» PASSAGE PROVIDED
Both schools asked Selene to come in and take placement tests. Selene had to ask her parole officer for permission to leave Kingston and travel to Poughkeepsie, where the college is located. If she’d had a car, the trip would have taken her 30 to 45 minutes. But Selene did not. Instead, she got up at 5 a.m. to take the one and only bus from Kingston to Poughkeepsie, which left at 6 a.m. From the bus depot, she then took a cab to the college. “I had no money; I had no income,” she told Truthout. “So it was a massive undertaking to do this, but this is my future.”

At the college, she filled out financial aid forms and took her placement tests. She then attempted to hand in her paperwork at the registrar’s office. “The lady handed me my papers back and said, ‘You need to go stand in that line.’”

What Selene didn’t know is that, since 1998, the State University of New York has had a policy of screening applicants for felony convictions. SUNY’s 64 colleges are not the only schools to do so. Since 2006, the common application, used by nearly 500 universities across the country, has included a question about an applicant’s past criminal convictions. Many schools that do not use the common application also ask applicants to check a box if they have a criminal record.

The box has a discouraging effect on those seeking to pursue higher education: Preliminary findings in a study by the Center for Community Alternatives, an organization that assists formerly incarcerated people with reentry, found that the attrition rate of college applicants who check the box is double, and for some schools quadruple, the rate of applicants who do not.

Checking the Box

As Selene learned, prospective students who check the box face other obstacles even after completing the application. Half an hour after being told to stand in a separate line, Selene was told to speak with campus security. “They gave me all my paperwork back and I had to go down, literally to the basement next to the boiler room,” she recalled. “They have all of these security cameras, and you can see the kiosk where they review all the video footage. You feel like you’re in a booking room. It’s horrible.”

(Dataset rows)
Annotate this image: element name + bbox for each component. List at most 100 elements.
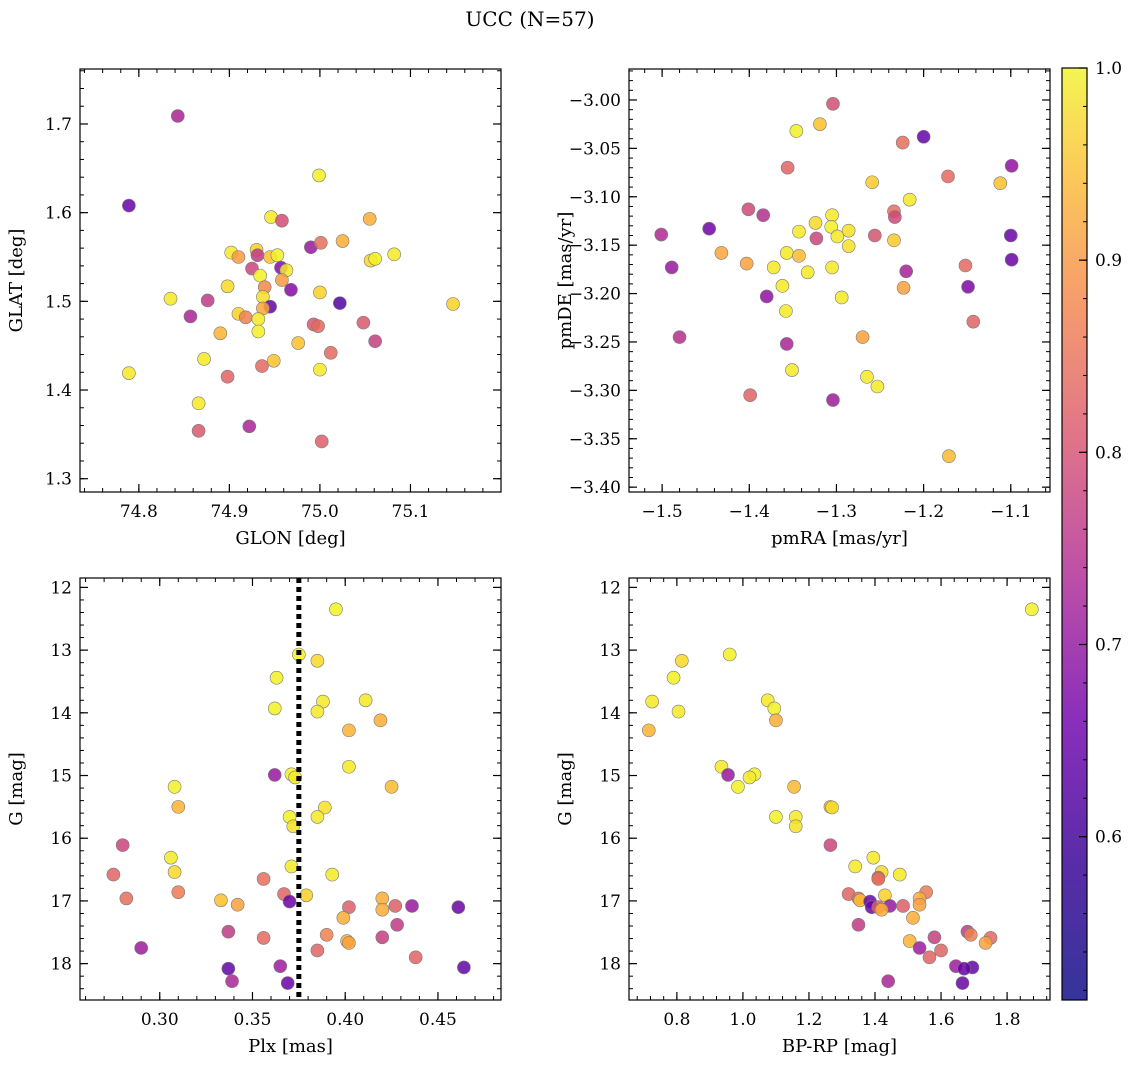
scatter-point <box>788 819 803 834</box>
y-tick-label: 14 <box>50 704 72 724</box>
scatter-point <box>899 264 913 279</box>
scatter-point <box>916 129 931 144</box>
panel-glon-glat: 74.8 74.9 75.0 75.1 1.3 1.4 1.5 1.6 1.7 GLON [deg… <box>6 68 502 549</box>
scatter-point <box>766 260 781 275</box>
scatter-point <box>860 370 874 384</box>
scatter-point <box>384 780 399 794</box>
scatter-point <box>1004 158 1019 173</box>
scatter-point <box>314 236 328 250</box>
scatter-point <box>282 894 297 909</box>
scatter-point <box>922 950 937 965</box>
y-tick-label: −3.10 <box>569 188 621 208</box>
x-axis-label: Plx [mas] <box>248 1036 333 1057</box>
scatter-point <box>1025 602 1039 617</box>
y-tick-label: −3.30 <box>569 381 621 401</box>
scatter-point <box>335 234 350 248</box>
y-tick-label: 16 <box>599 829 621 849</box>
scatter-point <box>743 388 757 403</box>
figure-title: UCC (N=57) <box>465 7 594 31</box>
scatter-point <box>213 326 228 341</box>
y-tick-label: 16 <box>50 829 72 849</box>
scatter-point <box>779 246 794 260</box>
y-tick-label: 1.3 <box>45 470 72 490</box>
scatter-point <box>865 175 879 190</box>
y-axis-label: G [mag] <box>6 752 27 825</box>
x-tick-label: 1.8 <box>994 1010 1021 1030</box>
x-tick-label: 75.0 <box>301 502 339 522</box>
scatter-point <box>792 224 806 239</box>
axes-frame <box>79 68 502 493</box>
scatter-point <box>767 701 782 716</box>
colorbar-gradient <box>1062 68 1087 1000</box>
scatter-point <box>721 768 735 782</box>
scatter-point <box>855 330 870 344</box>
scatter-point <box>368 251 382 266</box>
scatter-point <box>955 976 970 990</box>
scatter-point <box>284 283 298 297</box>
scatter-point <box>642 723 656 738</box>
scatter-point <box>834 290 849 305</box>
scatter-point <box>896 280 911 295</box>
scatter-point <box>373 713 388 728</box>
x-tick-label: 74.9 <box>210 502 248 522</box>
scatter-point <box>342 936 356 950</box>
scatter-point <box>225 974 239 988</box>
x-tick-label: −1.5 <box>641 502 682 522</box>
scatter-point <box>387 247 401 262</box>
scatter-point <box>183 309 198 324</box>
scatter-point <box>912 941 927 955</box>
scatter-point <box>942 449 956 463</box>
scatter-point <box>868 228 882 243</box>
scatter-point <box>170 109 185 123</box>
scatter-point <box>702 221 716 236</box>
scatter-point <box>675 653 689 668</box>
scatter-point <box>739 256 754 271</box>
y-tick-label: 18 <box>50 955 72 975</box>
colorbar: 0.6 0.7 0.8 0.9 1.0 <box>1061 59 1122 1001</box>
data-points <box>642 602 1039 990</box>
scatter-point <box>220 369 235 384</box>
y-tick-label: −3.40 <box>569 478 621 498</box>
scatter-point <box>197 352 211 366</box>
x-tick-label: 1.4 <box>861 1010 888 1030</box>
scatter-point <box>902 192 917 207</box>
axes-frame <box>628 577 1051 1001</box>
scatter-point <box>314 434 329 449</box>
scatter-point <box>775 279 790 293</box>
scatter-point <box>329 602 343 617</box>
scatter-point <box>214 893 228 908</box>
scatter-point <box>267 701 282 716</box>
scatter-point <box>993 176 1008 191</box>
x-tick-label: 1.6 <box>928 1010 955 1030</box>
scatter-point <box>874 902 889 917</box>
scatter-point <box>851 917 866 932</box>
scatter-point <box>122 198 136 213</box>
axes-frame <box>79 577 502 1001</box>
colorbar-tick-label: 0.6 <box>1095 828 1122 848</box>
scatter-point <box>253 268 267 283</box>
y-tick-label: −3.35 <box>569 430 621 450</box>
scatter-point <box>714 246 729 260</box>
scatter-point <box>342 759 356 774</box>
scatter-point <box>266 353 281 368</box>
data-points <box>106 602 471 990</box>
scatter-point <box>275 273 289 287</box>
scatter-point <box>313 362 327 377</box>
scatter-point <box>164 850 178 865</box>
scatter-point <box>342 723 356 738</box>
scatter-point <box>231 250 246 264</box>
scatter-point <box>826 393 840 407</box>
scatter-point <box>825 260 839 275</box>
scatter-point <box>256 872 271 886</box>
x-tick-label: 0.35 <box>234 1010 272 1030</box>
scatter-point <box>887 233 901 248</box>
x-tick-label: 1.0 <box>729 1010 756 1030</box>
x-tick-label: −1.2 <box>903 502 944 522</box>
scatter-point <box>769 713 783 728</box>
y-tick-label: 15 <box>50 767 72 787</box>
colorbar-tick-label: 0.9 <box>1095 251 1122 271</box>
scatter-point <box>333 296 347 310</box>
scatter-point <box>823 838 838 852</box>
colorbar-frame <box>1061 67 1088 1001</box>
x-tick-label: −1.3 <box>816 502 857 522</box>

» REQUIRED WORK
Can you quote the passage on college applicants with criminal records, starting at the words "What Selene didn’t" and stopping after "who do not."?

» COMPLETE OUTPUT
What Selene didn’t know is that, since 1998, the State University of New York has had a policy of screening applicants for felony convictions. SUNY’s 64 colleges are not the only schools to do so. Since 2006, the common application, used by nearly 500 universities across the country, has included a question about an applicant’s past criminal convictions. Many schools that do not use the common application also ask applicants to check a box if they have a criminal record.

The box has a discouraging effect on those seeking to pursue higher education: Preliminary findings in a study by the Center for Community Alternatives, an organization that assists formerly incarcerated people with reentry, found that the attrition rate of college applicants who check the box is double, and for some schools quadruple, the rate of applicants who do not.